===== Kutipan Teks =====

Rasulullah Shallallahu ‘alaihi wa sallam Bersabda:
كَسْرُ عَظْمِ الَْـمَيِّتِ كَكَسْرِهِ حَيًّا
“Mematahkan tulang mayit seperti mematahkannya ketika hidup.” (Hadits Shahih, HR. Ahmad, Abu Dawud, Ibnu Majah. Dishahihkan Al-Albani dalam Irwa`ul Ghalil)
1. Tanya:
Bolehkah membongkar kuburan muslimin atau kuburan orang-orang kafir?
Jawab:
Fatwa Asy-Syaikh Muhammad Nashiruddin Al-Albani rahimahullahu
Dalam hal ini
tentunya ada perbedaan antara kuburan orang-orang Islam dan kuburan
orang-orang kafir. Membongkar kuburan muslimin adalah tidak
diperbolehkan kecuali setelah lumat dan menjadi hancur. Hal itu
dikarenakan membongkar kuburan tersebut menyebabkan koyak/pecahnya jasad
mayit dan tulangnya, sementara Nabi Shallallahu ‘alaihi wa sallam
mengatakan:
كَسْرُ عَظْمِ الَْـمَيِّتِ كَكَسْرِهِ حَيًّا
“Mematahkan tulang mayit seperti mematahkannya ketika hidup.”1
Maka
seorang mukmin tetap terhormat setelah kematiannya sebagaimana
terhormat ketika hidupnya. Terhormat di sini tentunya dalam
batasan-batasan syariat.

===== Data yang Diberikan =====

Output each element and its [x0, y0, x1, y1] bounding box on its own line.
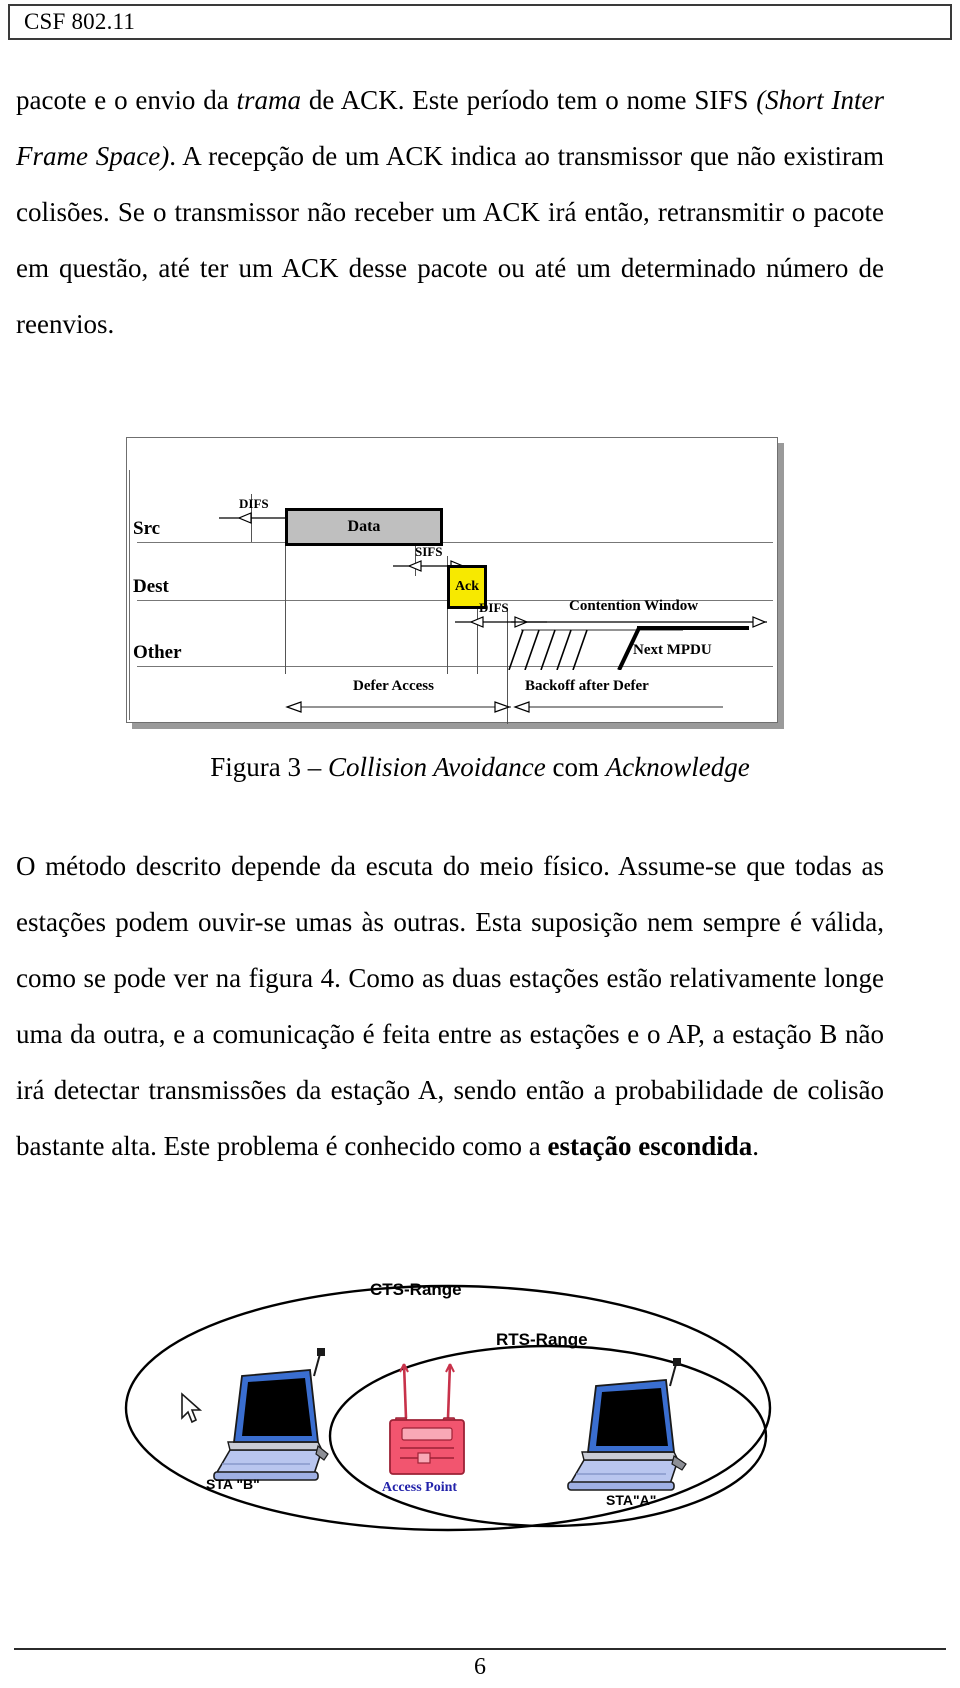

=====

> _Tugas_
• A. Sebutkan semua perawi yang tercantum meriwayatkan hadits dalam teks tentang hukum membongkar kuburan.
• B. Lanjutkan teks tentang hukum membongkar kuburan mulai dari kalimat terakhirnya.

> _Jawaban yang Diberikan_
• A. Ahmad, Abu Dawud, Ibnu Majah

• B.
Adapun
tentang membongkar kuburan orang-orang kafir, maka mereka tidak
memiliki kehormatan semacam ini sehingga diperbolehkan membongkarnya
berdasarkan apa yang terdapat dalam Shahih Al-Bukhari dan Muslim. Bahwa Nabi Shallallahu ‘alaihi wa sallam ketika berhijrah dari Makkah ke Madinah,
awal mula yang beliau lakukan adalah membangun Masjid Nabawi yang ada
sekarang ini. Dahulu di sana ada kebun milik anak yatim dari kalangan
Anshar dan di dalamnya terdapat kuburan orang-orang musyrik. Maka
Rasulullah Shallallahu ‘alaihi wa sallam mengatakan kepada mereka:
ثَامِنُونِي حَائِطَكُمْ
“Hargailah kebun kalian untukku.”
Yakni, juallah kebun kalian untukku. Mereka menjawab: “Itu adalah untuk Allah Subhanahu wa Ta’ala dan Rasul-Nya. Kami tidak menginginkan hasil penjualan darinya.”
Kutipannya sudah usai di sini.